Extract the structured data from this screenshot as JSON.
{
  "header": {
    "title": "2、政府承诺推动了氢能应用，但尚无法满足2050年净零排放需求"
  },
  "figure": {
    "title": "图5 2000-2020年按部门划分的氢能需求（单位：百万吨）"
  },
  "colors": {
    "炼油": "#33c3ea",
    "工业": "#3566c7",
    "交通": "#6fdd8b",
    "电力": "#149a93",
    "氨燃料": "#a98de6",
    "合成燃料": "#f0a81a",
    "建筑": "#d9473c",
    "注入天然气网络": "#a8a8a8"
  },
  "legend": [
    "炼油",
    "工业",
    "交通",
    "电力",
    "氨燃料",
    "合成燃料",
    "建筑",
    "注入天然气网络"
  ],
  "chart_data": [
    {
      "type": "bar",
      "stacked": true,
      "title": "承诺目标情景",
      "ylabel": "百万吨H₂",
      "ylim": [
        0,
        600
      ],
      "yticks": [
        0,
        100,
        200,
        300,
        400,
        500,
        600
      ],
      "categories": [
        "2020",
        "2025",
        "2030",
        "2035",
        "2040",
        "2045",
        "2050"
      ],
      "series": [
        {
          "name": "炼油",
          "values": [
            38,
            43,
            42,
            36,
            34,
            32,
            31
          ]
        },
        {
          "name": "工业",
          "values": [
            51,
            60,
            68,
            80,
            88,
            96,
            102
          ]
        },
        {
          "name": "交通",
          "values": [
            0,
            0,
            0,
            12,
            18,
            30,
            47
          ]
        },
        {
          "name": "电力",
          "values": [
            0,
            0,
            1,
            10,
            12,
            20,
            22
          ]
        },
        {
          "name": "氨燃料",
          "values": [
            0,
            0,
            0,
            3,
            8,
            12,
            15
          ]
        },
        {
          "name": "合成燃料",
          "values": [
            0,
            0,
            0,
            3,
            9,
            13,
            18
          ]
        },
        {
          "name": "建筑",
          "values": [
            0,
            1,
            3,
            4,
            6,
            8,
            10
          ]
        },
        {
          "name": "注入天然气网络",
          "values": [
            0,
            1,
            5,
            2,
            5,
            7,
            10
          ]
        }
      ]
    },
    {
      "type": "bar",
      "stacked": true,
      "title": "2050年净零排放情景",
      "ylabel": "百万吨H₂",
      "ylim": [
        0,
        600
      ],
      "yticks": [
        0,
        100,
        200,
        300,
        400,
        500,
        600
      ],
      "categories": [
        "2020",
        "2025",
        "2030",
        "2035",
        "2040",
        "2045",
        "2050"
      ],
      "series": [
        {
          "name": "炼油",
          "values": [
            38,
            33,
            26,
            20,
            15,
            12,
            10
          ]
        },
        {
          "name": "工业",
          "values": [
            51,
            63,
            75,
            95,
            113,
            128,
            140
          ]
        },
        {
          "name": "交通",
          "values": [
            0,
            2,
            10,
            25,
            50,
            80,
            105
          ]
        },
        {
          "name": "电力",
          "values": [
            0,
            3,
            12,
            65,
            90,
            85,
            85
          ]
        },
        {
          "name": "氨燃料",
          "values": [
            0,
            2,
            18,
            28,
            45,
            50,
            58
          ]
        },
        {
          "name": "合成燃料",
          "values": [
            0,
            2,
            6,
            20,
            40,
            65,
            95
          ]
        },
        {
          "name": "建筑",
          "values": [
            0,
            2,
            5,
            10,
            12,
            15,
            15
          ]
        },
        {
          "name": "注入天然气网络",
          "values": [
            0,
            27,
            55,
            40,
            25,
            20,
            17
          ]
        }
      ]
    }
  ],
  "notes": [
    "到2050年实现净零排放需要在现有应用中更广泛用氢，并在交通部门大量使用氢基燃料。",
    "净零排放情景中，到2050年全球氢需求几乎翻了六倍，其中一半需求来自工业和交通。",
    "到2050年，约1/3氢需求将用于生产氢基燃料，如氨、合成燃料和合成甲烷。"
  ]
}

=== WHAT YOU ARE ASKED TO DO ===
Copy all of the material word for word.

=== EXERCISE OUTPUT ===
Extract the structured data from this screenshot as JSON.
{
  "header": {
    "title": "2、政府承诺推动了氢能应用，但尚无法满足2050年净零排放需求"
  },
  "figure": {
    "title": "图5 2000-2020年按部门划分的氢能需求（单位：百万吨）"
  },
  "colors": {
    "炼油": "#33c3ea",
    "工业": "#3566c7",
    "交通": "#6fdd8b",
    "电力": "#149a93",
    "氨燃料": "#a98de6",
    "合成燃料": "#f0a81a",
    "建筑": "#d9473c",
    "注入天然气网络": "#a8a8a8"
  },
  "legend": [
    "炼油",
    "工业",
    "交通",
    "电力",
    "氨燃料",
    "合成燃料",
    "建筑",
    "注入天然气网络"
  ],
  "chart_data": [
    {
      "type": "bar",
      "stacked": true,
      "title": "承诺目标情景",
      "ylabel": "百万吨H₂",
      "ylim": [
        0,
        600
      ],
      "yticks": [
        0,
        100,
        200,
        300,
        400,
        500,
        600
      ],
      "categories": [
        "2020",
        "2025",
        "2030",
        "2035",
        "2040",
        "2045",
        "2050"
      ],
      "series": [
        {
          "name": "炼油",
          "values": [
            38,
            43,
            42,
            36,
            34,
            32,
            31
          ]
        },
        {
          "name": "工业",
          "values": [
            51,
            60,
            68,
            80,
            88,
            96,
            102
          ]
        },
        {
          "name": "交通",
          "values": [
            0,
            0,
            0,
            12,
            18,
            30,
            47
          ]
        },
        {
          "name": "电力",
          "values": [
            0,
            0,
            1,
            10,
            12,
            20,
            22
          ]
        },
        {
          "name": "氨燃料",
          "values": [
            0,
            0,
            0,
            3,
            8,
            12,
            15
          ]
        },
        {
          "name": "合成燃料",
          "values": [
            0,
            0,
            0,
            3,
            9,
            13,
            18
          ]
        },
        {
          "name": "建筑",
          "values": [
            0,
            1,
            3,
            4,
            6,
            8,
            10
          ]
        },
        {
          "name": "注入天然气网络",
          "values": [
            0,
            1,
            5,
            2,
            5,
            7,
            10
          ]
        }
      ]
    },
    {
      "type": "bar",
      "stacked": true,
      "title": "2050年净零排放情景",
      "ylabel": "百万吨H₂",
      "ylim": [
        0,
        600
      ],
      "yticks": [
        0,
        100,
        200,
        300,
        400,
        500,
        600
      ],
      "categories": [
        "2020",
        "2025",
        "2030",
        "2035",
        "2040",
        "2045",
        "2050"
      ],
      "series": [
        {
          "name": "炼油",
          "values": [
            38,
            33,
            26,
            20,
            15,
            12,
            10
          ]
        },
        {
          "name": "工业",
          "values": [
            51,
            63,
            75,
            95,
            113,
            128,
            140
          ]
        },
        {
          "name": "交通",
          "values": [
            0,
            2,
            10,
            25,
            50,
            80,
            105
          ]
        },
        {
          "name": "电力",
          "values": [
            0,
            3,
            12,
            65,
            90,
            85,
            85
          ]
        },
        {
          "name": "氨燃料",
          "values": [
            0,
            2,
            18,
            28,
            45,
            50,
            58
          ]
        },
        {
          "name": "合成燃料",
          "values": [
            0,
            2,
            6,
            20,
            40,
            65,
            95
          ]
        },
        {
          "name": "建筑",
          "values": [
            0,
            2,
            5,
            10,
            12,
            15,
            15
          ]
        },
        {
          "name": "注入天然气网络",
          "values": [
            0,
            27,
            55,
            40,
            25,
            20,
            17
          ]
        }
      ]
    }
  ],
  "notes": [
    "到2050年实现净零排放需要在现有应用中更广泛用氢，并在交通部门大量使用氢基燃料。",
    "净零排放情景中，到2050年全球氢需求几乎翻了六倍，其中一半需求来自工业和交通。",
    "到2050年，约1/3氢需求将用于生产氢基燃料，如氨、合成燃料和合成甲烷。"
  ]
}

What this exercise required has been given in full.